(Stored records)
>> START

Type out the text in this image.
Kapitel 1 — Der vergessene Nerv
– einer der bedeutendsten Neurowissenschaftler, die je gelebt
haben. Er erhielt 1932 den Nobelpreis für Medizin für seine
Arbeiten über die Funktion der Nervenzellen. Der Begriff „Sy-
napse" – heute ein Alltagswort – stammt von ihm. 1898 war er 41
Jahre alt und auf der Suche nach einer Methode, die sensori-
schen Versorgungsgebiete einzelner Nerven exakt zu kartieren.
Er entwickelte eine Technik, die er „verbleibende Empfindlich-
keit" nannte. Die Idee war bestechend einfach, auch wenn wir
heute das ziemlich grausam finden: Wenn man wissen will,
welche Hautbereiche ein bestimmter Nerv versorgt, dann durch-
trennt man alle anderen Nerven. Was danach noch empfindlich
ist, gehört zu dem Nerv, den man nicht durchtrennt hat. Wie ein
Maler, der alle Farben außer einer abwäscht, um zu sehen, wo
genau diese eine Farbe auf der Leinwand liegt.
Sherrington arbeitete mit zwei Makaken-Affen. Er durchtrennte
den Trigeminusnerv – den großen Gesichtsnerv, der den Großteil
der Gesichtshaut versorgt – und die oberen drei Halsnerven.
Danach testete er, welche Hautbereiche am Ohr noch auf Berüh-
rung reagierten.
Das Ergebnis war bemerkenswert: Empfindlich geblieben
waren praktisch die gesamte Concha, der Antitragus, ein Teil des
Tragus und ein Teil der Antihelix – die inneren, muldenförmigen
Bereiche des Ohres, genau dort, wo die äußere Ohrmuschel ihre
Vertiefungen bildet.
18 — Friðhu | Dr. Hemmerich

>> END
>> START

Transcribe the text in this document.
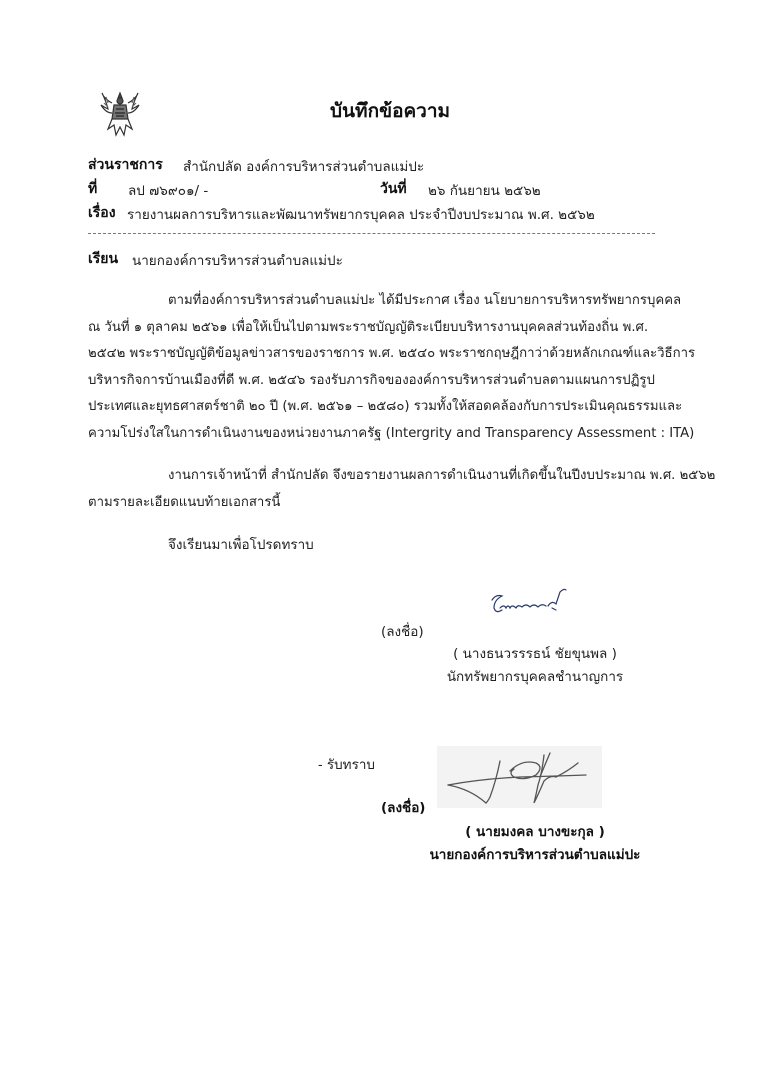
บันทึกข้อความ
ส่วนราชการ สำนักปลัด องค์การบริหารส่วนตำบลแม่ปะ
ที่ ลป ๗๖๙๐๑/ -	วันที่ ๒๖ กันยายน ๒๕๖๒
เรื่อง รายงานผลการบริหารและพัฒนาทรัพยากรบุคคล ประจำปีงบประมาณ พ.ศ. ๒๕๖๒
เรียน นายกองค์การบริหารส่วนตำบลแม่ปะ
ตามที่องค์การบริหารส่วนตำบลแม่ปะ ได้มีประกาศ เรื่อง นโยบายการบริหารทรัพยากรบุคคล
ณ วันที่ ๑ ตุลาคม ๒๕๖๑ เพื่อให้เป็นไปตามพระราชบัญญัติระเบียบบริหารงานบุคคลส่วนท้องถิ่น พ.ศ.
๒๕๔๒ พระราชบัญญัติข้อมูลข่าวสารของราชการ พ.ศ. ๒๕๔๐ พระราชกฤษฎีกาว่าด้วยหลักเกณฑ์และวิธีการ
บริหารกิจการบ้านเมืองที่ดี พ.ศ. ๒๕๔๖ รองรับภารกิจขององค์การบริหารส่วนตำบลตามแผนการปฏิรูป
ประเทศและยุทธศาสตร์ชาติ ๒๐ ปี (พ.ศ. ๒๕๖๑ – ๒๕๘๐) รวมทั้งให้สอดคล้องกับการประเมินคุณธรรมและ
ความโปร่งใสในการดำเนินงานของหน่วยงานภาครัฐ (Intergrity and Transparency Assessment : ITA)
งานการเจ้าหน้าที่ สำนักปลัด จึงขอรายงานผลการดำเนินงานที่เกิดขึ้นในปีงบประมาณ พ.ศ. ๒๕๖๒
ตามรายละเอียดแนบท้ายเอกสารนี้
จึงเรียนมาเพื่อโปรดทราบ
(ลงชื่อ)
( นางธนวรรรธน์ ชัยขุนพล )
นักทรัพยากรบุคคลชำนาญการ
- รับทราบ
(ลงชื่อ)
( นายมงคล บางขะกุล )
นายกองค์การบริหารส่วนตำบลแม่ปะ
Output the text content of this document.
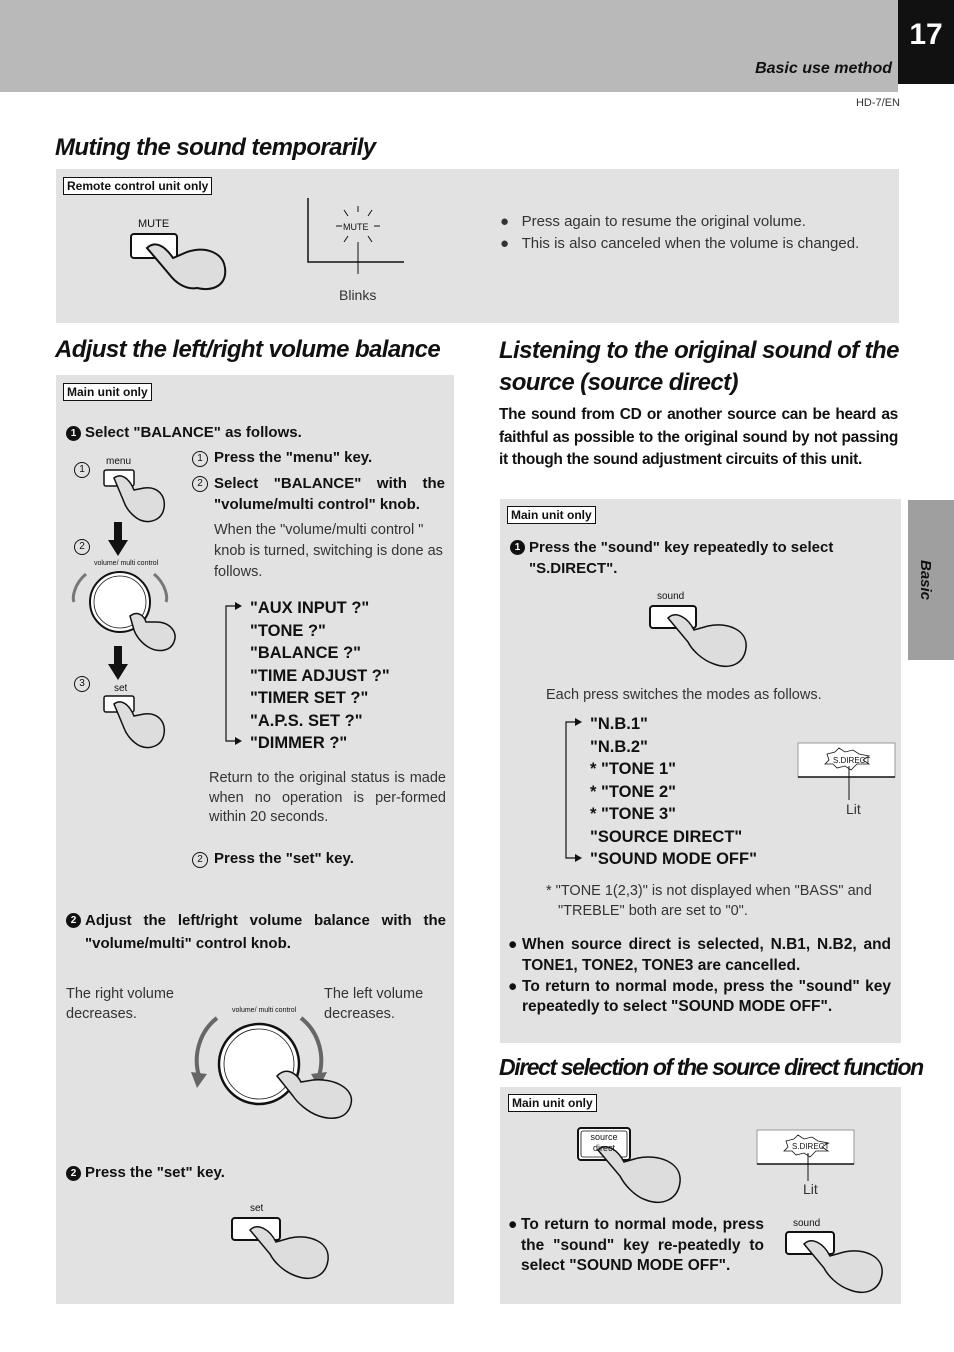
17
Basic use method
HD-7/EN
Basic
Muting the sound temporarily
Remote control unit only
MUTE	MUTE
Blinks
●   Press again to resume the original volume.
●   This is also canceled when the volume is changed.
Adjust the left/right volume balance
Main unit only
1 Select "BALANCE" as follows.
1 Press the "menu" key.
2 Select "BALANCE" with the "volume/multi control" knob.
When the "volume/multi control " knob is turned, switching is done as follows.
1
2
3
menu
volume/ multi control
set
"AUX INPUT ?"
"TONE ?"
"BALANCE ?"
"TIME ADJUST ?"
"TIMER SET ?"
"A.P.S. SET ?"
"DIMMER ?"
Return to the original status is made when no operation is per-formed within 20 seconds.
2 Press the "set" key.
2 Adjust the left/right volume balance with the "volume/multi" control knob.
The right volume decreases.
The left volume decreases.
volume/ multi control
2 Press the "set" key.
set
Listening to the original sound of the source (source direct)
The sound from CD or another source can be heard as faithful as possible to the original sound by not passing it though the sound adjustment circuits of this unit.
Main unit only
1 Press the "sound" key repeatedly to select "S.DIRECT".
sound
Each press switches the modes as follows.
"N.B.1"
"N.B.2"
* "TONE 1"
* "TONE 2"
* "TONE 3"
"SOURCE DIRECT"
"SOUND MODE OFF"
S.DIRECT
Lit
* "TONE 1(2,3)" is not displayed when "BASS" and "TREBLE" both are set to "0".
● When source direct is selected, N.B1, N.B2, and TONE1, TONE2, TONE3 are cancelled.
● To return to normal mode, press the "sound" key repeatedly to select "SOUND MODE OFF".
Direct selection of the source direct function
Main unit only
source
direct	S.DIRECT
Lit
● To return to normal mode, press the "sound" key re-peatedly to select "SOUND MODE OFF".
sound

>> END

> _Problem description_:
In how many lines of the data does the string "genau" appear? Give only the number.

> _Worked answer_:
2